STORED RECORDS
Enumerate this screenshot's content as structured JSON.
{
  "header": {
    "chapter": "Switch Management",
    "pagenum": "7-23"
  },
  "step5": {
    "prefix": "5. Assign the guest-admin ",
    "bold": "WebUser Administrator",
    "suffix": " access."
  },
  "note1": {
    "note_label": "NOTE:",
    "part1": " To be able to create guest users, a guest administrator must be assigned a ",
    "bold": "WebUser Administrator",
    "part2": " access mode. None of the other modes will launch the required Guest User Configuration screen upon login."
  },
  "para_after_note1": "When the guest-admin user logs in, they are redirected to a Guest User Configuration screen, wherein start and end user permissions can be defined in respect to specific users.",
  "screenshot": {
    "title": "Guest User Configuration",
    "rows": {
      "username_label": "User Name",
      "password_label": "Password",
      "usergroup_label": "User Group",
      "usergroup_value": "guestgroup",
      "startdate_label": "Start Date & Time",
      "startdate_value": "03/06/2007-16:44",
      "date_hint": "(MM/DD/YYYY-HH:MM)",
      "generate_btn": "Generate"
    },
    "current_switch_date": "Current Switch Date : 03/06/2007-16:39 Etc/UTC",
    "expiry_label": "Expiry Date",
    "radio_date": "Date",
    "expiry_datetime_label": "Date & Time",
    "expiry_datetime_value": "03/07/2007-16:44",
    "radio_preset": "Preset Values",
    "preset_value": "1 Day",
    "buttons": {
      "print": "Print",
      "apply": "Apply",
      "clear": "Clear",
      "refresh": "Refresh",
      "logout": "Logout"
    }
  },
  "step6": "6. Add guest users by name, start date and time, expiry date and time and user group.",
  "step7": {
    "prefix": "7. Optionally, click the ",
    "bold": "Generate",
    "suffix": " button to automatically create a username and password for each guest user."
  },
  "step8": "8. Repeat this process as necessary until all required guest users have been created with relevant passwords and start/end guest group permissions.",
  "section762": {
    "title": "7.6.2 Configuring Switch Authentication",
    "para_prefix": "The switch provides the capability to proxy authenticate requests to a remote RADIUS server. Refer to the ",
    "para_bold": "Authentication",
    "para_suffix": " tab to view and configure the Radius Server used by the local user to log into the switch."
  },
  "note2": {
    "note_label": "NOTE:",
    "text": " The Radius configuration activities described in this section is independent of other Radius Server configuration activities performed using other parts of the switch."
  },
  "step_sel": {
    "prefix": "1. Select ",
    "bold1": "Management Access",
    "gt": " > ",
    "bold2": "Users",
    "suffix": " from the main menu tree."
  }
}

STATED PROBLEM
Reproduce every line from the entries that holds the word "title".

REPLY TO THE EXERCISE
    "title": "Guest User Configuration",
    "title": "7.6.2 Configuring Switch Authentication",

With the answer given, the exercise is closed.